Exercise aim: Extend the passage on Queensland surrogacy law below, picking up after its final sentence.

Selected passage:
********************

Section 5 of Mr Springborg's Bill, the one that the Attorney said would be the model of the Government's changes, is almost identical to sections 5 and 6 of the Surrogacy Act:

(1) The main objects of this Act are—
(a) to regulate particular matters in relation to surrogacy
arrangements, including by prohibiting surrogacy
arrangements except in particular circumstances; and
(b) to provide for the court-sanctioned transfer of parentage
of a child born as a result of a surrogacy arrangement in
those particular circumstances; and
(c) in the context of a surrogacy arrangement that may
result in the court-sanctioned transfer of parentage of a
child born as a result—
(i) to establish procedures to ensure parties to the
arrangement understand its nature and
implications; and
(ii) to safeguard the child’s wellbeing and best
interests.
(2) This Act is to be administered according to the principle that
the wellbeing and best interests of a child born as a result of a
surrogacy arrangement, both through childhood and for the
rest of his or her life, are paramount.
(3) Subject to subsection (2), this Act is to be administered
according to the following principles—
(a) a child born as a result of a surrogacy arrangement
should be cared for in a way that—
(i) ensures a safe, stable and nurturing family and
home life; and
(ii) promotes openness and honesty about the child’s
birth parentage; and
(iii) promotes the development of the child’s emotional,
mental, physical and social wellbeing;
(b) the same status, protection and support should be
available to a child born as a result of a surrogacy
arrangement regardless of—
(i) how the child was conceived under the
arrangement; or
(ii) whether there is a genetic relationship between the
child and any of the parties to the arrangement; or
(iii) the relationship status of the persons who become
the child’s parents as a result of a transfer of
parentage;
(c) the long-term health and wellbeing of parties to a
surrogacy arrangement and their families should be
promoted;
(d) the autonomy of consenting adults in their private lives
should be respected.

The very approach under the Surrogacy Act and Mr Springborg's then Bill is contrary to the concern of Ms Francis- openness and honesty, so that children know where they come from. This is also consistent with sperm and egg donations in Queensland- where the child will know the genetic history of the donor, and can find out who the donor is after turning 18.

********************

Stored data entries:
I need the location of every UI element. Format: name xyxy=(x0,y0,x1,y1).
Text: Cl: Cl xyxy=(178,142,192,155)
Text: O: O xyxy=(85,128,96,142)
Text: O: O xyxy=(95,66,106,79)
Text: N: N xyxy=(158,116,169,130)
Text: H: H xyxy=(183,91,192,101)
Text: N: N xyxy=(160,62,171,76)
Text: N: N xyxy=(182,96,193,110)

********************

Written response:
The irony of Ms Francis' position is that if the amendments proceed, it is likely that more Queenslanders will access surrogacy clinics in India than do now (although it is an offence in Queensland to do so), where the genetic knowledge of and identity of the sperm donor is not known, something that Ms Francis rightly decries.

Myth 8: The Surrogacy Act causes pain by forcefully removing children from their mothers

Ms Francis refers to forced adoptions and the Stolen Generation. The realities of both those shameful episodes were:

  • they occurred without the informed consent of the mothers- that is not the case under the Surrogacy Act, as I set out above. Surrogates, or as the Act calls them "birth mothers" know who the intended parents are. The Surrogacy Act, for example, says that birth mothers can manage their pregnancy and birth, just like other mothers.
  • they occurred with an overlay of moral righteousness, including the complicity of Governments,  about the unfitness of the mothers to care for the children. That is not suggested nor practised under the Surrogacy Act.
  • they were surrounded by acts of secrecy, which as I set out above does not reflect the practice of surrogacy in Queensland.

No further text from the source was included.